▶ _Stated goal_
Can you restate the records below word for word?

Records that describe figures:

....................

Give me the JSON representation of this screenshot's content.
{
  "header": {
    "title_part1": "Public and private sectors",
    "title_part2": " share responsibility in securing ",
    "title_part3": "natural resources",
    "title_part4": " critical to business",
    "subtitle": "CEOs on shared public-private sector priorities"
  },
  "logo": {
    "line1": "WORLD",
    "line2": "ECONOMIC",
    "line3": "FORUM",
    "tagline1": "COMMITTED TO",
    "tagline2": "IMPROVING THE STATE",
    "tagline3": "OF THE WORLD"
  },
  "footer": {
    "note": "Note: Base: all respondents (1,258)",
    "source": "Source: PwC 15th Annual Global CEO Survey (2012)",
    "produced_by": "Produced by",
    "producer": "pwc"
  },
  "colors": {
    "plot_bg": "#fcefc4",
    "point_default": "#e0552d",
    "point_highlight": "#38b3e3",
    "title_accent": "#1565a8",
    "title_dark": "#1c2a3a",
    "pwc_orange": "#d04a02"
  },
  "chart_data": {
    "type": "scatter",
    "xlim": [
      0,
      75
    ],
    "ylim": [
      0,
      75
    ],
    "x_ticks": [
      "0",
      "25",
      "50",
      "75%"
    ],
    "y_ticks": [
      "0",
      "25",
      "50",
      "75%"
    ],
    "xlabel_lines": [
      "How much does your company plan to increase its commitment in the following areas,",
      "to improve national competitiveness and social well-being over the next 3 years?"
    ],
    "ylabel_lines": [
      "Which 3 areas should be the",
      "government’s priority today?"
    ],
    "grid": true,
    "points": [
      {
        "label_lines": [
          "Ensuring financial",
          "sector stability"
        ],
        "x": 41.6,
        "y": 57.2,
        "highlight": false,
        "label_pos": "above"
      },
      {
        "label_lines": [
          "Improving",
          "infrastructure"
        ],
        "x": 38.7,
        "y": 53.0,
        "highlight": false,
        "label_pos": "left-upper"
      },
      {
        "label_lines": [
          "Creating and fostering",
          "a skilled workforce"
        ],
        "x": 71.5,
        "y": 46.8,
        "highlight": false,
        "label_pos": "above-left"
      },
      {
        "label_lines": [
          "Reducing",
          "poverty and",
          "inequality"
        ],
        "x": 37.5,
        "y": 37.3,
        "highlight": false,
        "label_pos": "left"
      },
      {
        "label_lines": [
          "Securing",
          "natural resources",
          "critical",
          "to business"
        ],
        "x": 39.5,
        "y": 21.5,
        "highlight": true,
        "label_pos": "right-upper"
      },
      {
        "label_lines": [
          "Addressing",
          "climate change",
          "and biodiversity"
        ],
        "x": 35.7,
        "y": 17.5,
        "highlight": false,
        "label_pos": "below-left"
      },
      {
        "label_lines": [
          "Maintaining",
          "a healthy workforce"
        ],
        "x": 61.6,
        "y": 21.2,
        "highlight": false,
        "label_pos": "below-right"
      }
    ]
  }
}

....................

▶ _Exercise result_
Give me the JSON representation of this screenshot's content.
{
  "header": {
    "title_part1": "Public and private sectors",
    "title_part2": " share responsibility in securing ",
    "title_part3": "natural resources",
    "title_part4": " critical to business",
    "subtitle": "CEOs on shared public-private sector priorities"
  },
  "logo": {
    "line1": "WORLD",
    "line2": "ECONOMIC",
    "line3": "FORUM",
    "tagline1": "COMMITTED TO",
    "tagline2": "IMPROVING THE STATE",
    "tagline3": "OF THE WORLD"
  },
  "footer": {
    "note": "Note: Base: all respondents (1,258)",
    "source": "Source: PwC 15th Annual Global CEO Survey (2012)",
    "produced_by": "Produced by",
    "producer": "pwc"
  },
  "colors": {
    "plot_bg": "#fcefc4",
    "point_default": "#e0552d",
    "point_highlight": "#38b3e3",
    "title_accent": "#1565a8",
    "title_dark": "#1c2a3a",
    "pwc_orange": "#d04a02"
  },
  "chart_data": {
    "type": "scatter",
    "xlim": [
      0,
      75
    ],
    "ylim": [
      0,
      75
    ],
    "x_ticks": [
      "0",
      "25",
      "50",
      "75%"
    ],
    "y_ticks": [
      "0",
      "25",
      "50",
      "75%"
    ],
    "xlabel_lines": [
      "How much does your company plan to increase its commitment in the following areas,",
      "to improve national competitiveness and social well-being over the next 3 years?"
    ],
    "ylabel_lines": [
      "Which 3 areas should be the",
      "government’s priority today?"
    ],
    "grid": true,
    "points": [
      {
        "label_lines": [
          "Ensuring financial",
          "sector stability"
        ],
        "x": 41.6,
        "y": 57.2,
        "highlight": false,
        "label_pos": "above"
      },
      {
        "label_lines": [
          "Improving",
          "infrastructure"
        ],
        "x": 38.7,
        "y": 53.0,
        "highlight": false,
        "label_pos": "left-upper"
      },
      {
        "label_lines": [
          "Creating and fostering",
          "a skilled workforce"
        ],
        "x": 71.5,
        "y": 46.8,
        "highlight": false,
        "label_pos": "above-left"
      },
      {
        "label_lines": [
          "Reducing",
          "poverty and",
          "inequality"
        ],
        "x": 37.5,
        "y": 37.3,
        "highlight": false,
        "label_pos": "left"
      },
      {
        "label_lines": [
          "Securing",
          "natural resources",
          "critical",
          "to business"
        ],
        "x": 39.5,
        "y": 21.5,
        "highlight": true,
        "label_pos": "right-upper"
      },
      {
        "label_lines": [
          "Addressing",
          "climate change",
          "and biodiversity"
        ],
        "x": 35.7,
        "y": 17.5,
        "highlight": false,
        "label_pos": "below-left"
      },
      {
        "label_lines": [
          "Maintaining",
          "a healthy workforce"
        ],
        "x": 61.6,
        "y": 21.2,
        "highlight": false,
        "label_pos": "below-right"
      }
    ]
  }
}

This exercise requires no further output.